(Entries with figure data)
>>

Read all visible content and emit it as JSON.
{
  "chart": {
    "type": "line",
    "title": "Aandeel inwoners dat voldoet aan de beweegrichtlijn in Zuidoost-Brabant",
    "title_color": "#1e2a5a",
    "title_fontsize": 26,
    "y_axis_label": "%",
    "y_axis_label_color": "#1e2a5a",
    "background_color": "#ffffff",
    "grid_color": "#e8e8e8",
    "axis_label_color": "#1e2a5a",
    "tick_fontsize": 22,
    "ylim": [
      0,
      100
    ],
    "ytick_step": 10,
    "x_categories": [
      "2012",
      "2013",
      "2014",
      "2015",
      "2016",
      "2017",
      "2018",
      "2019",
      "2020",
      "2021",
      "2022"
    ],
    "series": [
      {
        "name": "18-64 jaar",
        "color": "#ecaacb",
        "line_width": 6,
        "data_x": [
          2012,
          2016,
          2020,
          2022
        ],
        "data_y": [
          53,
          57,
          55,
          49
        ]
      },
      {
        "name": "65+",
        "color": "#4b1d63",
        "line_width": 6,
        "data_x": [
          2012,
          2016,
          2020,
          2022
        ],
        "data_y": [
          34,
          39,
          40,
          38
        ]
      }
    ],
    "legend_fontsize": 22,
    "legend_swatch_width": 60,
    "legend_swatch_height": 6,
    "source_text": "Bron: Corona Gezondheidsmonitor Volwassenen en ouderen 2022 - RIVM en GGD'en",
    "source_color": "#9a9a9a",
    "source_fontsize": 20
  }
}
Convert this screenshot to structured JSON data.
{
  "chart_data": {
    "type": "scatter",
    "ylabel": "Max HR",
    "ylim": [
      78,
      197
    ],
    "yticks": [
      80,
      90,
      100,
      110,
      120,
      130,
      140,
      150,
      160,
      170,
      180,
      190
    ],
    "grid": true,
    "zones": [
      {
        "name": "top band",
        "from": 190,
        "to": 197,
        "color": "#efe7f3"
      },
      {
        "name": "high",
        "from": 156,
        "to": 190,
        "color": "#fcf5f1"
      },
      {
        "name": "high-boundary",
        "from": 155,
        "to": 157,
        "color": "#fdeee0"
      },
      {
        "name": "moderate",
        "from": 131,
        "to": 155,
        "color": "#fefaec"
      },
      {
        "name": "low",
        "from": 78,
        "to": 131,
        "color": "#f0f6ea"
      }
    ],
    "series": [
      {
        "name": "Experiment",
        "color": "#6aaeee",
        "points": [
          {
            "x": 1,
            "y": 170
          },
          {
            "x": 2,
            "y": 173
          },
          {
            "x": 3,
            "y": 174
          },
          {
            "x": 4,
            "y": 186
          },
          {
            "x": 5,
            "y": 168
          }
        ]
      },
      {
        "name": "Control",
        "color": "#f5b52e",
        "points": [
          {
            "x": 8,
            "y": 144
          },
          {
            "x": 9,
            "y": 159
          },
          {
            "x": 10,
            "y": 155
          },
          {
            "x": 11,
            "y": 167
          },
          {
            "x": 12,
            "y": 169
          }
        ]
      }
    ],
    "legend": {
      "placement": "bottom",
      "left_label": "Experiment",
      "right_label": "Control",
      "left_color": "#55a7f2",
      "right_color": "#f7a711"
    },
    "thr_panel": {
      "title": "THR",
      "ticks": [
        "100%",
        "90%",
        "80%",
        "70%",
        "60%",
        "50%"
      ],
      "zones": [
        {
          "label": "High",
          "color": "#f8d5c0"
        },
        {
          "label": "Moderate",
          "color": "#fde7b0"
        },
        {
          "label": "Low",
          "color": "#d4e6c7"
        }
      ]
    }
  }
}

<<

* **Objective**
From the records above, please extract every line and repeat it exactly.

* **Reply to the task**
Read all visible content and emit it as JSON.
{
  "chart": {
    "type": "line",
    "title": "Aandeel inwoners dat voldoet aan de beweegrichtlijn in Zuidoost-Brabant",
    "title_color": "#1e2a5a",
    "title_fontsize": 26,
    "y_axis_label": "%",
    "y_axis_label_color": "#1e2a5a",
    "background_color": "#ffffff",
    "grid_color": "#e8e8e8",
    "axis_label_color": "#1e2a5a",
    "tick_fontsize": 22,
    "ylim": [
      0,
      100
    ],
    "ytick_step": 10,
    "x_categories": [
      "2012",
      "2013",
      "2014",
      "2015",
      "2016",
      "2017",
      "2018",
      "2019",
      "2020",
      "2021",
      "2022"
    ],
    "series": [
      {
        "name": "18-64 jaar",
        "color": "#ecaacb",
        "line_width": 6,
        "data_x": [
          2012,
          2016,
          2020,
          2022
        ],
        "data_y": [
          53,
          57,
          55,
          49
        ]
      },
      {
        "name": "65+",
        "color": "#4b1d63",
        "line_width": 6,
        "data_x": [
          2012,
          2016,
          2020,
          2022
        ],
        "data_y": [
          34,
          39,
          40,
          38
        ]
      }
    ],
    "legend_fontsize": 22,
    "legend_swatch_width": 60,
    "legend_swatch_height": 6,
    "source_text": "Bron: Corona Gezondheidsmonitor Volwassenen en ouderen 2022 - RIVM en GGD'en",
    "source_color": "#9a9a9a",
    "source_fontsize": 20
  }
}
Convert this screenshot to structured JSON data.
{
  "chart_data": {
    "type": "scatter",
    "ylabel": "Max HR",
    "ylim": [
      78,
      197
    ],
    "yticks": [
      80,
      90,
      100,
      110,
      120,
      130,
      140,
      150,
      160,
      170,
      180,
      190
    ],
    "grid": true,
    "zones": [
      {
        "name": "top band",
        "from": 190,
        "to": 197,
        "color": "#efe7f3"
      },
      {
        "name": "high",
        "from": 156,
        "to": 190,
        "color": "#fcf5f1"
      },
      {
        "name": "high-boundary",
        "from": 155,
        "to": 157,
        "color": "#fdeee0"
      },
      {
        "name": "moderate",
        "from": 131,
        "to": 155,
        "color": "#fefaec"
      },
      {
        "name": "low",
        "from": 78,
        "to": 131,
        "color": "#f0f6ea"
      }
    ],
    "series": [
      {
        "name": "Experiment",
        "color": "#6aaeee",
        "points": [
          {
            "x": 1,
            "y": 170
          },
          {
            "x": 2,
            "y": 173
          },
          {
            "x": 3,
            "y": 174
          },
          {
            "x": 4,
            "y": 186
          },
          {
            "x": 5,
            "y": 168
          }
        ]
      },
      {
        "name": "Control",
        "color": "#f5b52e",
        "points": [
          {
            "x": 8,
            "y": 144
          },
          {
            "x": 9,
            "y": 159
          },
          {
            "x": 10,
            "y": 155
          },
          {
            "x": 11,
            "y": 167
          },
          {
            "x": 12,
            "y": 169
          }
        ]
      }
    ],
    "legend": {
      "placement": "bottom",
      "left_label": "Experiment",
      "right_label": "Control",
      "left_color": "#55a7f2",
      "right_color": "#f7a711"
    },
    "thr_panel": {
      "title": "THR",
      "ticks": [
        "100%",
        "90%",
        "80%",
        "70%",
        "60%",
        "50%"
      ],
      "zones": [
        {
          "label": "High",
          "color": "#f8d5c0"
        },
        {
          "label": "Moderate",
          "color": "#fde7b0"
        },
        {
          "label": "Low",
          "color": "#d4e6c7"
        }
      ]
    }
  }
}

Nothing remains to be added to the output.